● Article
──────

Welcome to sigalike's documentation!
sigalike
sigalike is a Python module that provides a simple and efficient way to calculate the shifted sigmoid similarity score between two strings. The shifted sigmoid similarity score acts as a fuzzy string matching metric, allowing for the comparison of strings with varying levels of similarity.
The module provides two main functions: shifted_sigmoid_similarity and best_match. The shifted_sigmoid_similarity function calculates the shifted sigmoid similarity score between two input strings, while the best_match function returns the best match(es) between two collections or a string and a collection based on the shifted sigmoid similarity score.
The module includes basic built-in preprocessing for the input strings, which removes punctuation and converts all characters to lowercase. This preprocessing step helps to improve the accuracy of the similarity score.
Overall, sigalike is a lightweight and easy-to-use tool for fuzzy string matching in Python. It can be useful in various applications, such as text classification, search engines, and data cleaning.

──────

● Description of the task
Continue the sigalike documentation above, picking up after its final paragraph.

● Material
──────

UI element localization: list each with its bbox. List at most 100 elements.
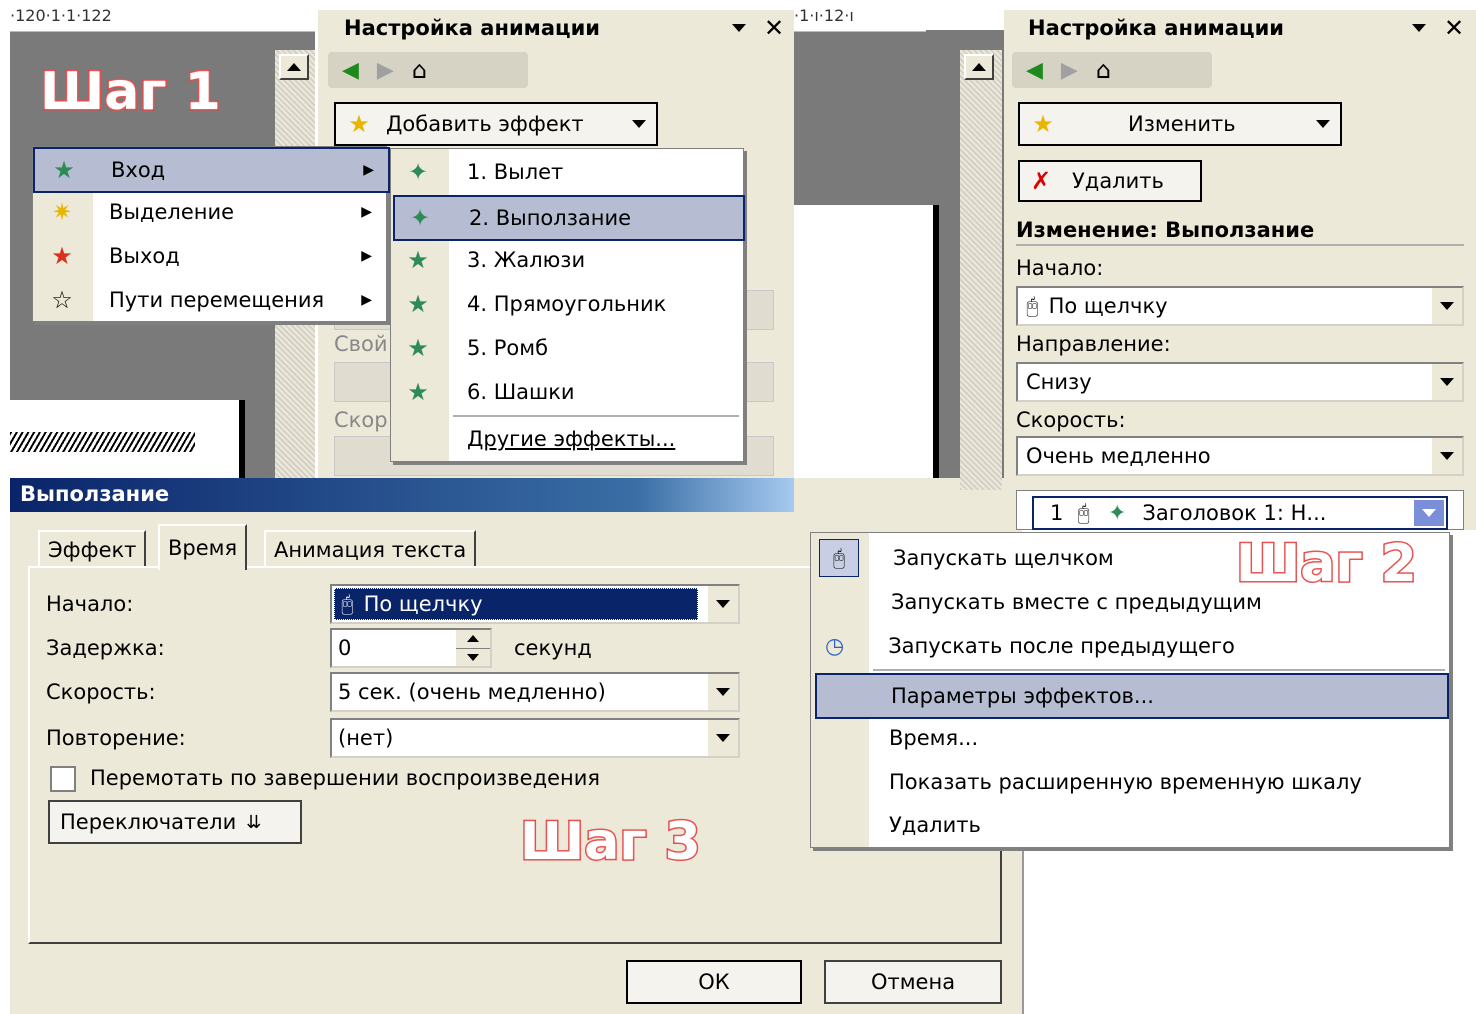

──────

● Answer for this exercise
Installation
sigalike requires Python >=3.9 and can be installed via:
pip install sigalike
Usage
from sigalike import shifted_sigmoid_similarity, best_match
shifted_sigmoid_similarity("make up", "make up make up") # 1.0
shifted_sigmoid_similarity("lazy dog", "the quick brown fox jumps over the lazy dog", shift=8) # 0.8807970779778824
best_match("hello world", ["hello world", "goodbye world"]) # BestMatch(match='hello world', score=1.0)
best_match(
"hello world", ["goodbye world", "hi mom", "tell the world I said hello"], shift=2
) # BestMatch(match='goodbye world', score=0.2310585786300049)